Source data
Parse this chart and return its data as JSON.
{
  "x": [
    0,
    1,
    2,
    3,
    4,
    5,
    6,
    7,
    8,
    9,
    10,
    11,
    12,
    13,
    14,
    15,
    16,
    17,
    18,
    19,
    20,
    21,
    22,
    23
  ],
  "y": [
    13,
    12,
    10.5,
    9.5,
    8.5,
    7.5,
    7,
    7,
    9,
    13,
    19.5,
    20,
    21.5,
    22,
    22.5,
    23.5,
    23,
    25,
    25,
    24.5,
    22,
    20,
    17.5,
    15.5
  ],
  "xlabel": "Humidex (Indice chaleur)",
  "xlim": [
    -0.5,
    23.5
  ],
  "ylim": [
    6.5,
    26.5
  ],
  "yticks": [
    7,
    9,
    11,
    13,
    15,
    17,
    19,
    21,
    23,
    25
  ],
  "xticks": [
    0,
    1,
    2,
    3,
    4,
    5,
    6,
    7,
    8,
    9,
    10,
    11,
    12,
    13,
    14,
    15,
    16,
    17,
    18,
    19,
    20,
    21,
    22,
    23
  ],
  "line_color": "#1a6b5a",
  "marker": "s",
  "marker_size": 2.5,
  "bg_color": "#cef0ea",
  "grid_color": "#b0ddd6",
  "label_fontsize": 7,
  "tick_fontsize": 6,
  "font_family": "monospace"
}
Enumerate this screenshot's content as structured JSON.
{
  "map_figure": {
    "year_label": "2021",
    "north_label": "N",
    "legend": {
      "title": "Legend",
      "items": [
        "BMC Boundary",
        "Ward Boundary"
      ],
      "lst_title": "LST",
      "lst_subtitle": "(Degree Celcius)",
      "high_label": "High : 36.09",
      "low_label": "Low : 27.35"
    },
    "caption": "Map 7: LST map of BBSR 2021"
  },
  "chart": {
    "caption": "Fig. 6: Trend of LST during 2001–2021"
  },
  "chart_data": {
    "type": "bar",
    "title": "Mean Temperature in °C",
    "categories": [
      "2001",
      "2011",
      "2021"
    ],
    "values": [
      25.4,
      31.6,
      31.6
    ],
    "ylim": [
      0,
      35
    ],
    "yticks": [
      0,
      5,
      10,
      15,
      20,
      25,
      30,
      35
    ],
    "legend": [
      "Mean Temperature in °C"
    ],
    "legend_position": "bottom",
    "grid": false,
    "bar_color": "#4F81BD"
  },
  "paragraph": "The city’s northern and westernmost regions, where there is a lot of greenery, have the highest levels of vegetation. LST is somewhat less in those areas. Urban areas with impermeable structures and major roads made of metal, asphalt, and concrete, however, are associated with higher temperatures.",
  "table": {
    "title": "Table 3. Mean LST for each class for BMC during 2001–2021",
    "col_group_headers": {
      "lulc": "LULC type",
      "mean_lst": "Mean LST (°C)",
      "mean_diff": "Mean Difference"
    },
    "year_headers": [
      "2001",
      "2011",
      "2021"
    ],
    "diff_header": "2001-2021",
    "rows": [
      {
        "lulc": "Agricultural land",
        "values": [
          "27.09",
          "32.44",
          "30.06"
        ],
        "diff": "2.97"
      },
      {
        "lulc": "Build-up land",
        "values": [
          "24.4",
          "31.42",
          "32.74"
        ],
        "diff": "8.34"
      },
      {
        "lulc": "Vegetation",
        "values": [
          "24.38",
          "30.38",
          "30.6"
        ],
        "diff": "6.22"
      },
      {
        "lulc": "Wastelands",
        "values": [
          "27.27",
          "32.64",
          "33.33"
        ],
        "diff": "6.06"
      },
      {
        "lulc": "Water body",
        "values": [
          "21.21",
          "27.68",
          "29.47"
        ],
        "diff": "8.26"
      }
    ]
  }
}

▸ Prompt: Print out every record again, exactly and in full.

▸ Correct result:
Parse this chart and return its data as JSON.
{
  "x": [
    0,
    1,
    2,
    3,
    4,
    5,
    6,
    7,
    8,
    9,
    10,
    11,
    12,
    13,
    14,
    15,
    16,
    17,
    18,
    19,
    20,
    21,
    22,
    23
  ],
  "y": [
    13,
    12,
    10.5,
    9.5,
    8.5,
    7.5,
    7,
    7,
    9,
    13,
    19.5,
    20,
    21.5,
    22,
    22.5,
    23.5,
    23,
    25,
    25,
    24.5,
    22,
    20,
    17.5,
    15.5
  ],
  "xlabel": "Humidex (Indice chaleur)",
  "xlim": [
    -0.5,
    23.5
  ],
  "ylim": [
    6.5,
    26.5
  ],
  "yticks": [
    7,
    9,
    11,
    13,
    15,
    17,
    19,
    21,
    23,
    25
  ],
  "xticks": [
    0,
    1,
    2,
    3,
    4,
    5,
    6,
    7,
    8,
    9,
    10,
    11,
    12,
    13,
    14,
    15,
    16,
    17,
    18,
    19,
    20,
    21,
    22,
    23
  ],
  "line_color": "#1a6b5a",
  "marker": "s",
  "marker_size": 2.5,
  "bg_color": "#cef0ea",
  "grid_color": "#b0ddd6",
  "label_fontsize": 7,
  "tick_fontsize": 6,
  "font_family": "monospace"
}
Enumerate this screenshot's content as structured JSON.
{
  "map_figure": {
    "year_label": "2021",
    "north_label": "N",
    "legend": {
      "title": "Legend",
      "items": [
        "BMC Boundary",
        "Ward Boundary"
      ],
      "lst_title": "LST",
      "lst_subtitle": "(Degree Celcius)",
      "high_label": "High : 36.09",
      "low_label": "Low : 27.35"
    },
    "caption": "Map 7: LST map of BBSR 2021"
  },
  "chart": {
    "caption": "Fig. 6: Trend of LST during 2001–2021"
  },
  "chart_data": {
    "type": "bar",
    "title": "Mean Temperature in °C",
    "categories": [
      "2001",
      "2011",
      "2021"
    ],
    "values": [
      25.4,
      31.6,
      31.6
    ],
    "ylim": [
      0,
      35
    ],
    "yticks": [
      0,
      5,
      10,
      15,
      20,
      25,
      30,
      35
    ],
    "legend": [
      "Mean Temperature in °C"
    ],
    "legend_position": "bottom",
    "grid": false,
    "bar_color": "#4F81BD"
  },
  "paragraph": "The city’s northern and westernmost regions, where there is a lot of greenery, have the highest levels of vegetation. LST is somewhat less in those areas. Urban areas with impermeable structures and major roads made of metal, asphalt, and concrete, however, are associated with higher temperatures.",
  "table": {
    "title": "Table 3. Mean LST for each class for BMC during 2001–2021",
    "col_group_headers": {
      "lulc": "LULC type",
      "mean_lst": "Mean LST (°C)",
      "mean_diff": "Mean Difference"
    },
    "year_headers": [
      "2001",
      "2011",
      "2021"
    ],
    "diff_header": "2001-2021",
    "rows": [
      {
        "lulc": "Agricultural land",
        "values": [
          "27.09",
          "32.44",
          "30.06"
        ],
        "diff": "2.97"
      },
      {
        "lulc": "Build-up land",
        "values": [
          "24.4",
          "31.42",
          "32.74"
        ],
        "diff": "8.34"
      },
      {
        "lulc": "Vegetation",
        "values": [
          "24.38",
          "30.38",
          "30.6"
        ],
        "diff": "6.22"
      },
      {
        "lulc": "Wastelands",
        "values": [
          "27.27",
          "32.64",
          "33.33"
        ],
        "diff": "6.06"
      },
      {
        "lulc": "Water body",
        "values": [
          "21.21",
          "27.68",
          "29.47"
        ],
        "diff": "8.26"
      }
    ]
  }
}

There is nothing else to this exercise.